WHAT TO DO:
Can you write out the whole listing exactly?

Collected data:
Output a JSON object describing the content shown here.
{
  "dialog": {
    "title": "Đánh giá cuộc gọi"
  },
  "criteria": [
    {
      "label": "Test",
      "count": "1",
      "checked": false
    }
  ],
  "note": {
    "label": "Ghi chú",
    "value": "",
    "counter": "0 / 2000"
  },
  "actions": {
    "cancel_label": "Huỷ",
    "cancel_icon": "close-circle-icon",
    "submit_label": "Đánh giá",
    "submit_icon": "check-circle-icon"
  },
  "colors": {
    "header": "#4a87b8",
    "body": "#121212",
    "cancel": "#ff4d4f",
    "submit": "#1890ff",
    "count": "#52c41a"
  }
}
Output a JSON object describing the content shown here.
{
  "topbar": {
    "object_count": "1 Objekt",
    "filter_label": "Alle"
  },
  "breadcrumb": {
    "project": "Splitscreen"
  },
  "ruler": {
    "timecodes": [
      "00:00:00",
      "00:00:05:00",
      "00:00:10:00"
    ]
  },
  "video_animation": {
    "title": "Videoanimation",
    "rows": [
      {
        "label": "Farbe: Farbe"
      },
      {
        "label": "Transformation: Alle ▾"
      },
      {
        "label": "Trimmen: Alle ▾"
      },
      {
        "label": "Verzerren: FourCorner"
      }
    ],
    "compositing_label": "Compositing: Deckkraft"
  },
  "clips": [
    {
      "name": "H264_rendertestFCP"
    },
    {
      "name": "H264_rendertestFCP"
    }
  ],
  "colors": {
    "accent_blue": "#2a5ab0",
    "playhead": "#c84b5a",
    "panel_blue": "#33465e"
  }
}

RESULT BELOW:
Output a JSON object describing the content shown here.
{
  "dialog": {
    "title": "Đánh giá cuộc gọi"
  },
  "criteria": [
    {
      "label": "Test",
      "count": "1",
      "checked": false
    }
  ],
  "note": {
    "label": "Ghi chú",
    "value": "",
    "counter": "0 / 2000"
  },
  "actions": {
    "cancel_label": "Huỷ",
    "cancel_icon": "close-circle-icon",
    "submit_label": "Đánh giá",
    "submit_icon": "check-circle-icon"
  },
  "colors": {
    "header": "#4a87b8",
    "body": "#121212",
    "cancel": "#ff4d4f",
    "submit": "#1890ff",
    "count": "#52c41a"
  }
}
Output a JSON object describing the content shown here.
{
  "topbar": {
    "object_count": "1 Objekt",
    "filter_label": "Alle"
  },
  "breadcrumb": {
    "project": "Splitscreen"
  },
  "ruler": {
    "timecodes": [
      "00:00:00",
      "00:00:05:00",
      "00:00:10:00"
    ]
  },
  "video_animation": {
    "title": "Videoanimation",
    "rows": [
      {
        "label": "Farbe: Farbe"
      },
      {
        "label": "Transformation: Alle ▾"
      },
      {
        "label": "Trimmen: Alle ▾"
      },
      {
        "label": "Verzerren: FourCorner"
      }
    ],
    "compositing_label": "Compositing: Deckkraft"
  },
  "clips": [
    {
      "name": "H264_rendertestFCP"
    },
    {
      "name": "H264_rendertestFCP"
    }
  ],
  "colors": {
    "accent_blue": "#2a5ab0",
    "playhead": "#c84b5a",
    "panel_blue": "#33465e"
  }
}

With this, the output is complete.